**Work required**
Copy each line in the data that includes the word "structured".

**Excerpted data**
• • • • • • •

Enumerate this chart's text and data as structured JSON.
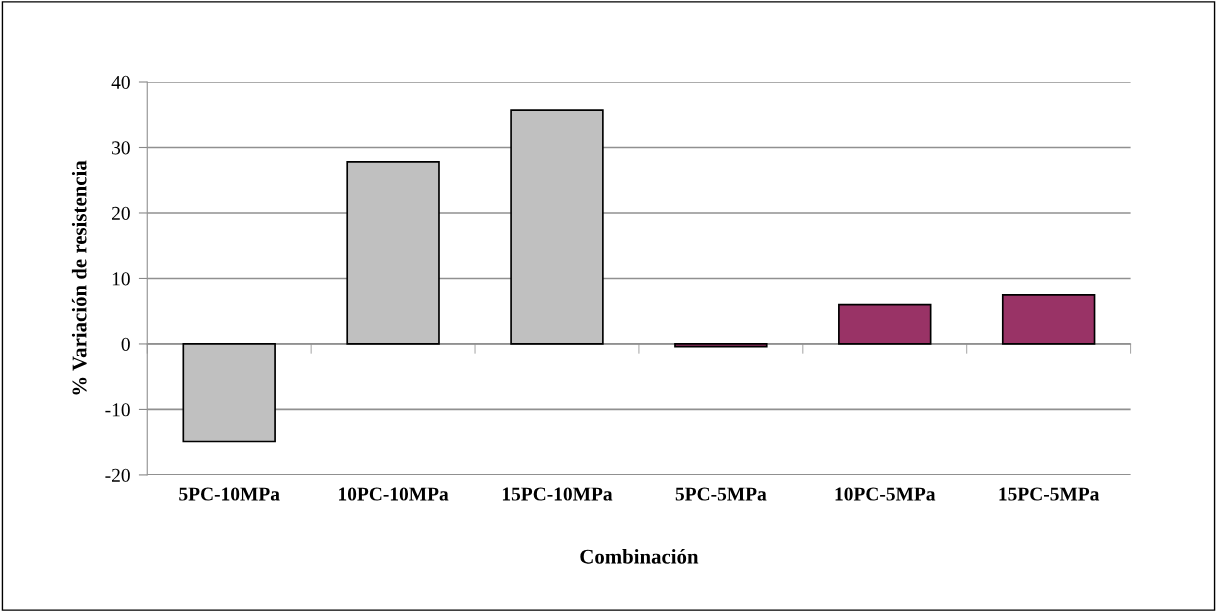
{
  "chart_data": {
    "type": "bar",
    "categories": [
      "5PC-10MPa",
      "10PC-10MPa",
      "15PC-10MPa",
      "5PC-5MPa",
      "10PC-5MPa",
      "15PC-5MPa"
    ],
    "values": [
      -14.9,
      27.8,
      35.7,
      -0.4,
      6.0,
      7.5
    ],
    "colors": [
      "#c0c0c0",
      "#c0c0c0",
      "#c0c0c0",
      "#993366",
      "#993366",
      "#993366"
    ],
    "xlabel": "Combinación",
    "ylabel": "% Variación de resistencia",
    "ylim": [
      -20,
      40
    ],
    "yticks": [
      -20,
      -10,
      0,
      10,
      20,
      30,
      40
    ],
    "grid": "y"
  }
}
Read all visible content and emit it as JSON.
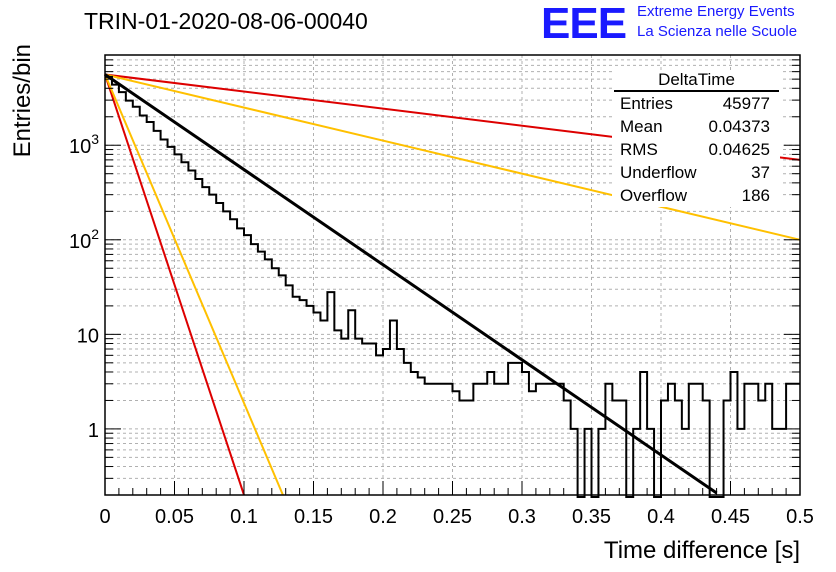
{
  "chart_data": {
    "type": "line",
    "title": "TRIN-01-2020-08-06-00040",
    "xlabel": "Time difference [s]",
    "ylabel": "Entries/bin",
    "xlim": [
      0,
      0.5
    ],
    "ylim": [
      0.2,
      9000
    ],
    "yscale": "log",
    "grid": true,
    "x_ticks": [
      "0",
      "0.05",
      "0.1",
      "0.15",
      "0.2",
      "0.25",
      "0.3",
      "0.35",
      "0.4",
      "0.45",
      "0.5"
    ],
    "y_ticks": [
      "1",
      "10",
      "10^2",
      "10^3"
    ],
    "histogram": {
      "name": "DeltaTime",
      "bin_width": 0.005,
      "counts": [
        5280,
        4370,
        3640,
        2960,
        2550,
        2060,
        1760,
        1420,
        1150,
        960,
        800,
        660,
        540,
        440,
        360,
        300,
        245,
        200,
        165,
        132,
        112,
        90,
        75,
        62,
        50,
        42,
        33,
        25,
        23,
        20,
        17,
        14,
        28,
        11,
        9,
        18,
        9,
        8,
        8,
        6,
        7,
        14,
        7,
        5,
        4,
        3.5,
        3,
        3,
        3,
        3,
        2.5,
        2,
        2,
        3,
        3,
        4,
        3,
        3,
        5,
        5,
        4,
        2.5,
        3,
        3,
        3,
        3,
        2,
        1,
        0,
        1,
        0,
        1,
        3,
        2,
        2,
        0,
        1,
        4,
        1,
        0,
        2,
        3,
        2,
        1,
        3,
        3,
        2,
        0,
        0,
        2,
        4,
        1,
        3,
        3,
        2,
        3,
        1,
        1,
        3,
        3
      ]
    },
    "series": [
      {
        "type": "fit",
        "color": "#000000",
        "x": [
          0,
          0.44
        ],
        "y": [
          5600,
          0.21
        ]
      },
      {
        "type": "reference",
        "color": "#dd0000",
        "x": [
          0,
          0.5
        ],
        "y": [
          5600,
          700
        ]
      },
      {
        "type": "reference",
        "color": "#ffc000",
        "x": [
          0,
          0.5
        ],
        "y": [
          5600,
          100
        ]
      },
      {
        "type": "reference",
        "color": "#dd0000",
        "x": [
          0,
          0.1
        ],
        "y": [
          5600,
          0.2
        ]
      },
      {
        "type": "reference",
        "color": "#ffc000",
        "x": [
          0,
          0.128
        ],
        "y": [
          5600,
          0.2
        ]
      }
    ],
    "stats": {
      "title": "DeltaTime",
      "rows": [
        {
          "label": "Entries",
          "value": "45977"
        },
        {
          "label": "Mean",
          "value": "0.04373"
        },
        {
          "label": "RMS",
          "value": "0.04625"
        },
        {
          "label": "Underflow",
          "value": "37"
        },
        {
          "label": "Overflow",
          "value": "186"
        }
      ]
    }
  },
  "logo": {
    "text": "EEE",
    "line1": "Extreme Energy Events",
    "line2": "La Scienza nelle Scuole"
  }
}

• • • • • • •

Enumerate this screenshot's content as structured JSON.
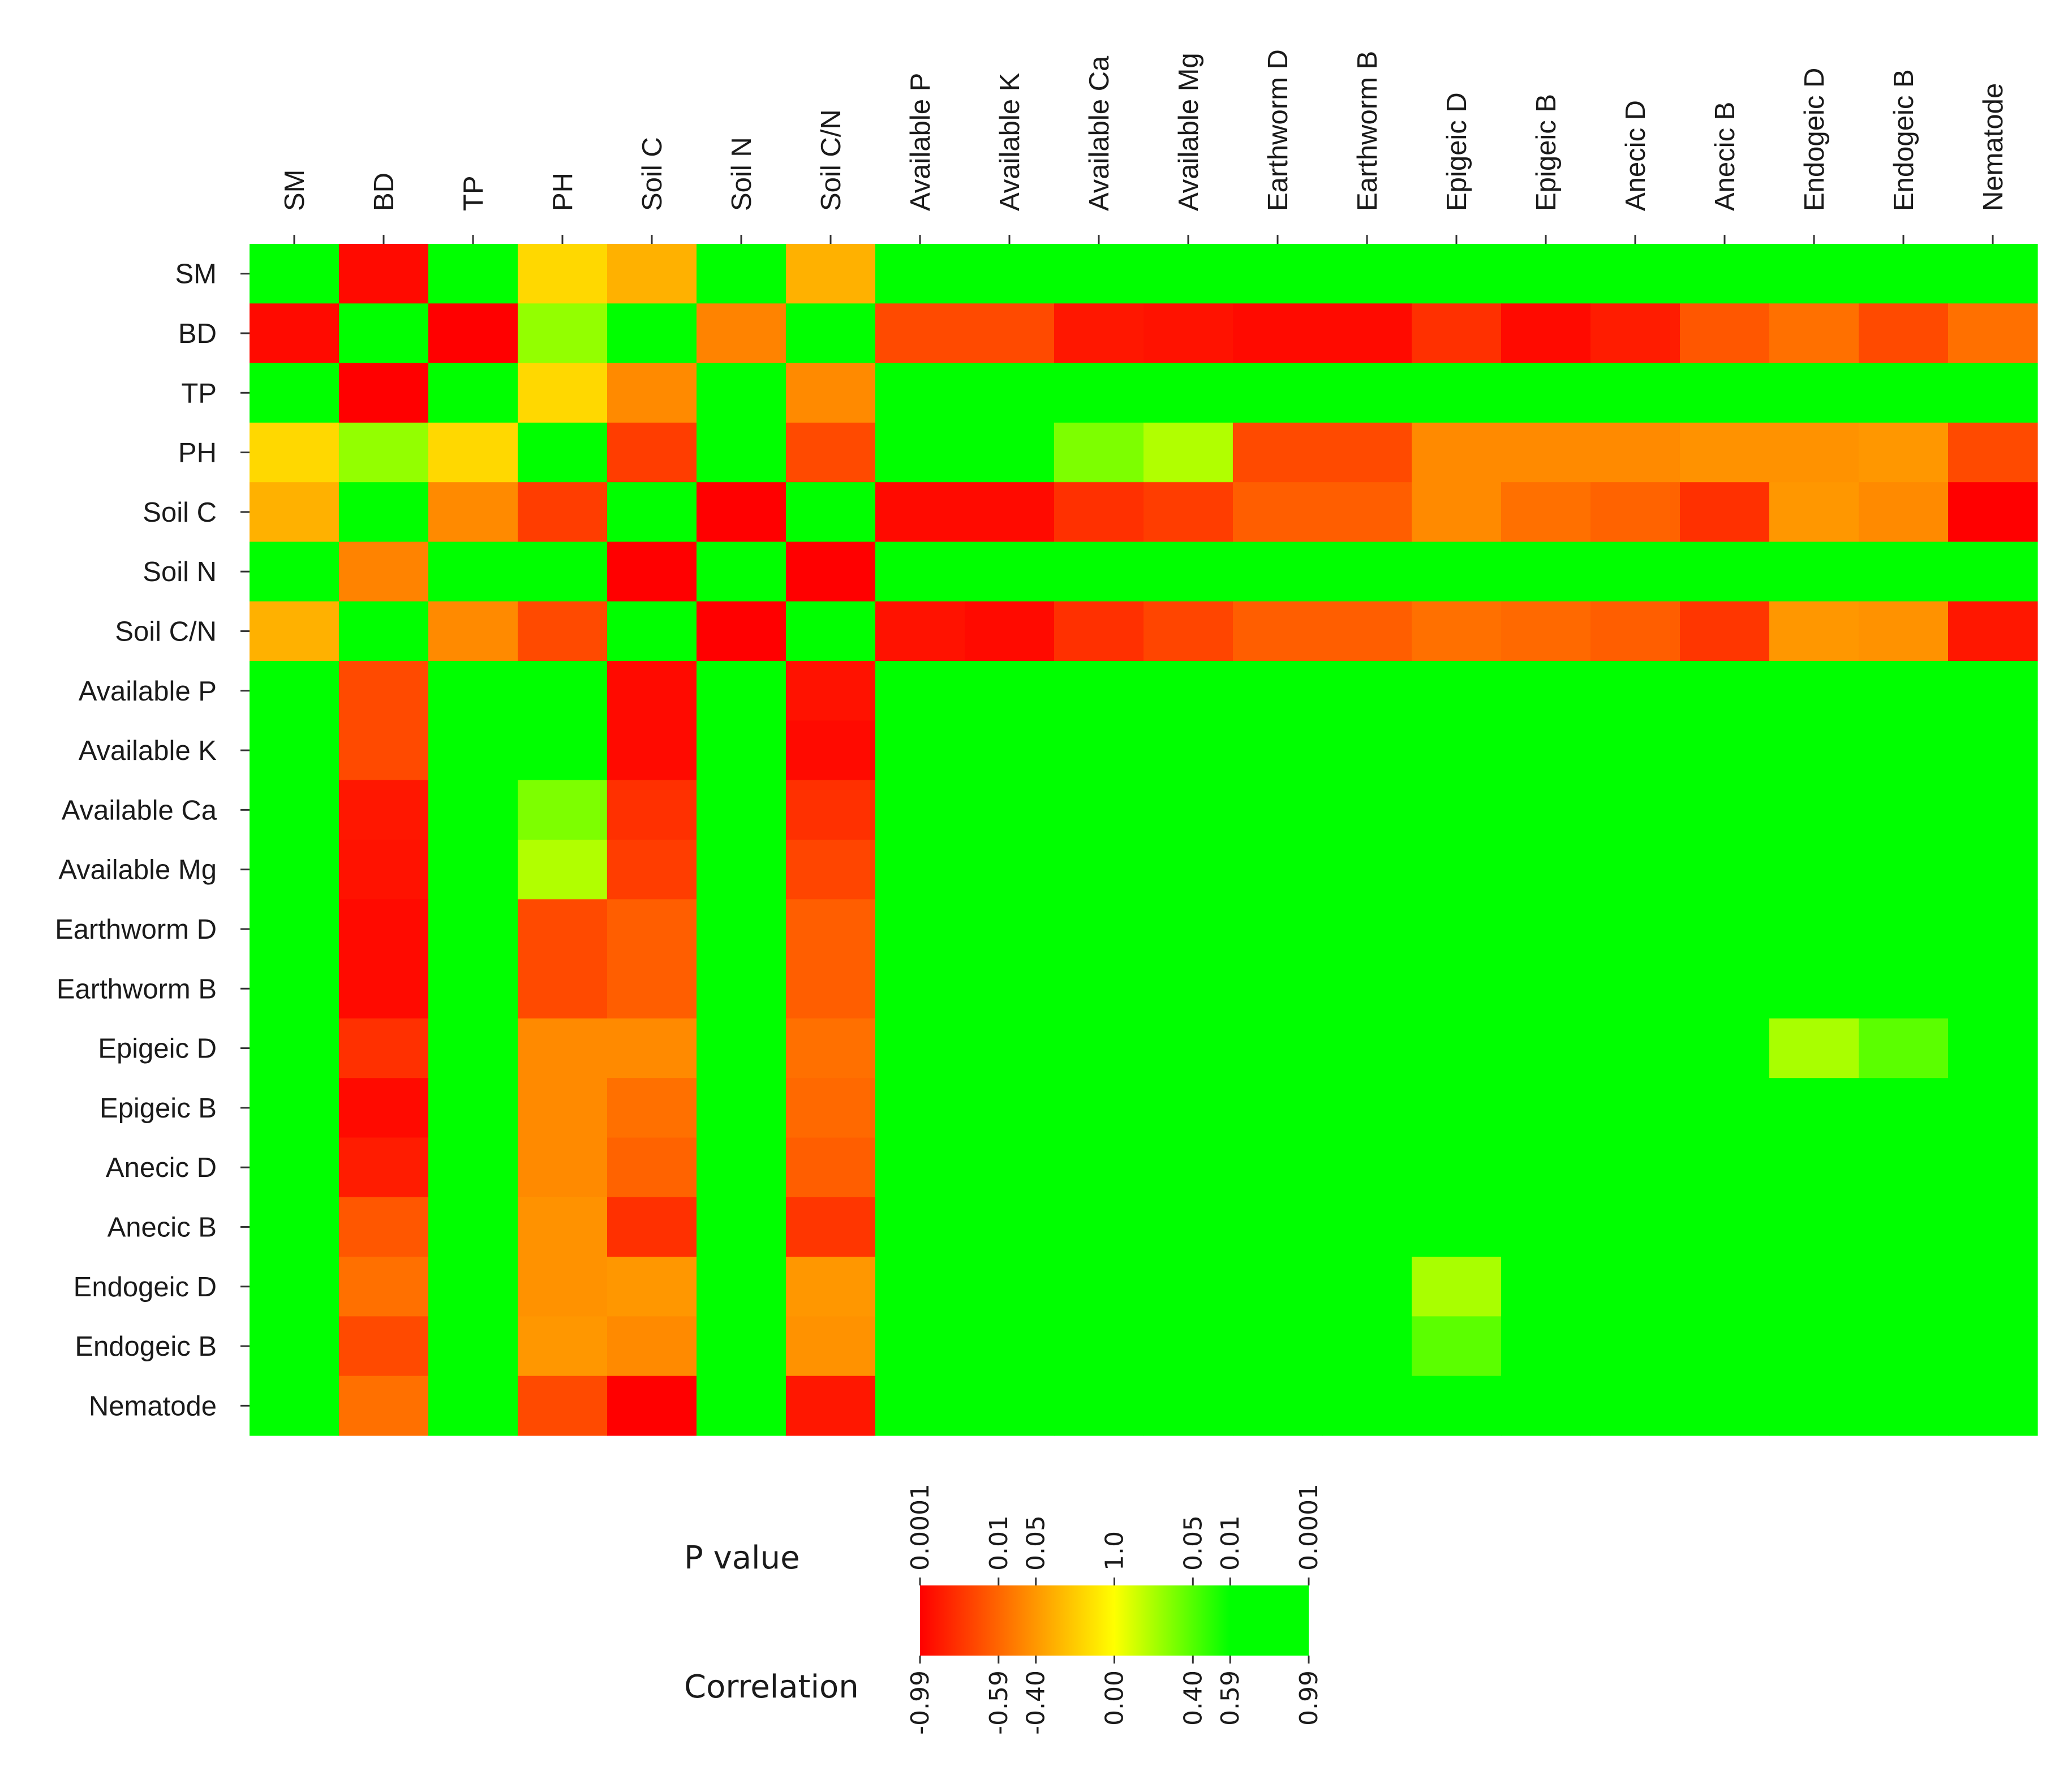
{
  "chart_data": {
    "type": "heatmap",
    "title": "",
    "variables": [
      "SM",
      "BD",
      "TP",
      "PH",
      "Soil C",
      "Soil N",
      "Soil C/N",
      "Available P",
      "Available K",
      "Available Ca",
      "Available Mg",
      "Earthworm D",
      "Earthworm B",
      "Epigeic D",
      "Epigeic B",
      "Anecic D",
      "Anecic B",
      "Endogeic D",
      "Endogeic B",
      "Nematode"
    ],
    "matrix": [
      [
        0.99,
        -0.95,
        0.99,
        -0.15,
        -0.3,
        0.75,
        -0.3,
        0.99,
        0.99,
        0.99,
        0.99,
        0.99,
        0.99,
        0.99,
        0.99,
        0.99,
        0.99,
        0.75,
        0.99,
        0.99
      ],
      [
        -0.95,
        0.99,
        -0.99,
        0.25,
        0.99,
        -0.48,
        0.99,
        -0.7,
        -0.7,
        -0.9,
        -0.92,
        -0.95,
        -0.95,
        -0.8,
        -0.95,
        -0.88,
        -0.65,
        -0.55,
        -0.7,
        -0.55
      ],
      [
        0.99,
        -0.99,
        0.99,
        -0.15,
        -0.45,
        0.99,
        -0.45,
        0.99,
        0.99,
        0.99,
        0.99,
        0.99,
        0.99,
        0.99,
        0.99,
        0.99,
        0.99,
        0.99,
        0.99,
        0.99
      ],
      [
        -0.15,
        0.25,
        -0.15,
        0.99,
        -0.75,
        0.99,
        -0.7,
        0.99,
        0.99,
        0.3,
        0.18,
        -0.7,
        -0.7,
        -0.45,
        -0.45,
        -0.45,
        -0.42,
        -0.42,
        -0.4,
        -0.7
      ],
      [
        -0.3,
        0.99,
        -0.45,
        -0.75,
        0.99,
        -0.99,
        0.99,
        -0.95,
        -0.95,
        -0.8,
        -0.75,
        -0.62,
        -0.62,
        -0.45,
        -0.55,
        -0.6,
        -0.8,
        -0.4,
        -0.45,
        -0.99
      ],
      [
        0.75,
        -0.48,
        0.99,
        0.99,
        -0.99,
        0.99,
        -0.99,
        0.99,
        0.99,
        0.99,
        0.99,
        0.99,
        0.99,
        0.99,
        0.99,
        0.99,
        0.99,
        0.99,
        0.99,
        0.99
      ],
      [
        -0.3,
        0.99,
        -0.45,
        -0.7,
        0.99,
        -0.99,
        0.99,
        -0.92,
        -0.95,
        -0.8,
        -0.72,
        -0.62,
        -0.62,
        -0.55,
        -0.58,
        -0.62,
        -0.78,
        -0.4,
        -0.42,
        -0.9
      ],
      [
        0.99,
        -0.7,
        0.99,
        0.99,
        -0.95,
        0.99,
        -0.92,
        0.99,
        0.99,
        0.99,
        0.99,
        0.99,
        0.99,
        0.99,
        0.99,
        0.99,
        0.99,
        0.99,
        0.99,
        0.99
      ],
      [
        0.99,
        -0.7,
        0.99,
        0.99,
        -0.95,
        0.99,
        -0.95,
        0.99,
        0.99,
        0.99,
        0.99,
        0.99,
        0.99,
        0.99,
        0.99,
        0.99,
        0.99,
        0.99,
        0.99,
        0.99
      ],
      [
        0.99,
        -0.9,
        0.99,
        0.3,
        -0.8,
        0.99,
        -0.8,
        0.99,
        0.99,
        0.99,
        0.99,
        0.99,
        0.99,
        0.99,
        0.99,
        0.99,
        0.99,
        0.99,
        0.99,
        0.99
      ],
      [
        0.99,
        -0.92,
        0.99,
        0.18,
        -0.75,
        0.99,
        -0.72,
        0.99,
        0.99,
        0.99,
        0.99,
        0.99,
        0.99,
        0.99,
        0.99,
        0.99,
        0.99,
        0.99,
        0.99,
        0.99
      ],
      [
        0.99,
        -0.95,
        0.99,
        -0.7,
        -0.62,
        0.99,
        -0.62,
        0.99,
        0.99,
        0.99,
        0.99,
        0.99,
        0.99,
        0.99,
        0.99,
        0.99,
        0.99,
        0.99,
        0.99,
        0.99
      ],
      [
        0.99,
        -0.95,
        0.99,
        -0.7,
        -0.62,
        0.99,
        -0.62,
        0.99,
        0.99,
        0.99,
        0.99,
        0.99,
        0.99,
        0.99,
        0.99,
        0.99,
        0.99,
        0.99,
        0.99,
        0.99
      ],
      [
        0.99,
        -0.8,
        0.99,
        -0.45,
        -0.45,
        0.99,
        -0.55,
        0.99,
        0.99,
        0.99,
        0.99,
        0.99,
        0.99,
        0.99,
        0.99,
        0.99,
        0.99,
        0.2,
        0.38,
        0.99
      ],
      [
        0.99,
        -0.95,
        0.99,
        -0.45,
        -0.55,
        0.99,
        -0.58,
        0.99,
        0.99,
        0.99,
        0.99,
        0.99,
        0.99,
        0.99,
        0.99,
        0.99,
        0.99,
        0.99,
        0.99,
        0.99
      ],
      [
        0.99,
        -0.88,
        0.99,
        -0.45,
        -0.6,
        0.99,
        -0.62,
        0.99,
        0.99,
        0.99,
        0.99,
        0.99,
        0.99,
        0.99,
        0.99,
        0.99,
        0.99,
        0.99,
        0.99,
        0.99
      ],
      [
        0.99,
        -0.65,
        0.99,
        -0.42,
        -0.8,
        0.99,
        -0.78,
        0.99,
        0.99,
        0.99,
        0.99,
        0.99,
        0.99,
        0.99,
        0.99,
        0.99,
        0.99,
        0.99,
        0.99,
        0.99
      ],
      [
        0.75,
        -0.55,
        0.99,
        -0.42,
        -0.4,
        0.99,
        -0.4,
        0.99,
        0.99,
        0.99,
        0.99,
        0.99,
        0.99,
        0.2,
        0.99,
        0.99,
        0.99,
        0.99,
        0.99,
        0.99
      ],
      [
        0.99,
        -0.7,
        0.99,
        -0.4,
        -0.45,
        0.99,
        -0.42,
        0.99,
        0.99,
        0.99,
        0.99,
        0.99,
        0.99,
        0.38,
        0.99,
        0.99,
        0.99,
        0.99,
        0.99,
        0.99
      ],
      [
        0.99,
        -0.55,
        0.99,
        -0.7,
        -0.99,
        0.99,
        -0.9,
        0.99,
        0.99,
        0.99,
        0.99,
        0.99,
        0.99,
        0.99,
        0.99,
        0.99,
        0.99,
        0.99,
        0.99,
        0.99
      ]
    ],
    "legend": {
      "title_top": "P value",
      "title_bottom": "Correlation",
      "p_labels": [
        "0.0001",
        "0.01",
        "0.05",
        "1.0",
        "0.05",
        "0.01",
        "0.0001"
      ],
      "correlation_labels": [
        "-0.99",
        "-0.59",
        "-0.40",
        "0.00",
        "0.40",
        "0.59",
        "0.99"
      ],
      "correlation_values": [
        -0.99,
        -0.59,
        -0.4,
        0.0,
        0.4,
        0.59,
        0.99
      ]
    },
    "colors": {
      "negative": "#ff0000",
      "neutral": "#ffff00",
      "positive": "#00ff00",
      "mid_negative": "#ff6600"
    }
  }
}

• • • • • • •

**Solution to this task**
Enumerate this chart's text and data as structured JSON.
Enumerate this screenshot's content as structured JSON.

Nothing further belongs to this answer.